• **GIVEN REQUEST**:
The records below should be written out again, exactly.

╭─ TASK INPUT

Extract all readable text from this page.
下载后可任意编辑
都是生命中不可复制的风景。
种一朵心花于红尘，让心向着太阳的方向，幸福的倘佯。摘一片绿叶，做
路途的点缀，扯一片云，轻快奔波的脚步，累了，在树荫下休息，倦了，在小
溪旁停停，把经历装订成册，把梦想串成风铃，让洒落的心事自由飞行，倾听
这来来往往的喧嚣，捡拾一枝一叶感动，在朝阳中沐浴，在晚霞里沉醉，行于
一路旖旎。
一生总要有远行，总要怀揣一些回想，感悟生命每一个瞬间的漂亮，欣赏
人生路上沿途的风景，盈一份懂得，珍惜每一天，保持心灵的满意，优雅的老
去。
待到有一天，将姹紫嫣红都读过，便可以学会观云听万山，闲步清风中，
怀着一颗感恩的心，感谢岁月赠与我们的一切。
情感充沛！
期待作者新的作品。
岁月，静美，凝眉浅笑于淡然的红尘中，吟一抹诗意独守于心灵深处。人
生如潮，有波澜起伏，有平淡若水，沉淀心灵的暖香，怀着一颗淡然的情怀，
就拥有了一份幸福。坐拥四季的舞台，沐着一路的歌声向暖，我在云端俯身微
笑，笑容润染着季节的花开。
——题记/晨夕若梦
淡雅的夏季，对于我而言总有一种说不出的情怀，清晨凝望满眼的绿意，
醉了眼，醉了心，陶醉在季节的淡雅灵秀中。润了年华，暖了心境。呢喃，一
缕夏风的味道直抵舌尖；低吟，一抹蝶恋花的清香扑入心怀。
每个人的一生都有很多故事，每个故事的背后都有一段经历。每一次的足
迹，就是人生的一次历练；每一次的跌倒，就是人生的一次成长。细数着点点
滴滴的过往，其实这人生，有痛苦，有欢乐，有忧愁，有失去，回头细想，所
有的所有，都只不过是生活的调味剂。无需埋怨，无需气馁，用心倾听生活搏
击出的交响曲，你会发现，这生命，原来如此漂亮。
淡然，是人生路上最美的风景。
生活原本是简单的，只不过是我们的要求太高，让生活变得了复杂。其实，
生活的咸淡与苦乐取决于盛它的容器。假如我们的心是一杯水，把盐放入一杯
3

╰─

• **REPLY TO THE EXERCISE**:
Extract all readable text from this page.
下载后可任意编辑
都是生命中不可复制的风景。
种一朵心花于红尘，让心向着太阳的方向，幸福的倘佯。摘一片绿叶，做
路途的点缀，扯一片云，轻快奔波的脚步，累了，在树荫下休息，倦了，在小
溪旁停停，把经历装订成册，把梦想串成风铃，让洒落的心事自由飞行，倾听
这来来往往的喧嚣，捡拾一枝一叶感动，在朝阳中沐浴，在晚霞里沉醉，行于
一路旖旎。
一生总要有远行，总要怀揣一些回想，感悟生命每一个瞬间的漂亮，欣赏
人生路上沿途的风景，盈一份懂得，珍惜每一天，保持心灵的满意，优雅的老
去。
待到有一天，将姹紫嫣红都读过，便可以学会观云听万山，闲步清风中，
怀着一颗感恩的心，感谢岁月赠与我们的一切。
情感充沛！
期待作者新的作品。
岁月，静美，凝眉浅笑于淡然的红尘中，吟一抹诗意独守于心灵深处。人
生如潮，有波澜起伏，有平淡若水，沉淀心灵的暖香，怀着一颗淡然的情怀，
就拥有了一份幸福。坐拥四季的舞台，沐着一路的歌声向暖，我在云端俯身微
笑，笑容润染着季节的花开。
——题记/晨夕若梦
淡雅的夏季，对于我而言总有一种说不出的情怀，清晨凝望满眼的绿意，
醉了眼，醉了心，陶醉在季节的淡雅灵秀中。润了年华，暖了心境。呢喃，一
缕夏风的味道直抵舌尖；低吟，一抹蝶恋花的清香扑入心怀。
每个人的一生都有很多故事，每个故事的背后都有一段经历。每一次的足
迹，就是人生的一次历练；每一次的跌倒，就是人生的一次成长。细数着点点
滴滴的过往，其实这人生，有痛苦，有欢乐，有忧愁，有失去，回头细想，所
有的所有，都只不过是生活的调味剂。无需埋怨，无需气馁，用心倾听生活搏
击出的交响曲，你会发现，这生命，原来如此漂亮。
淡然，是人生路上最美的风景。
生活原本是简单的，只不过是我们的要求太高，让生活变得了复杂。其实，
生活的咸淡与苦乐取决于盛它的容器。假如我们的心是一杯水，把盐放入一杯
3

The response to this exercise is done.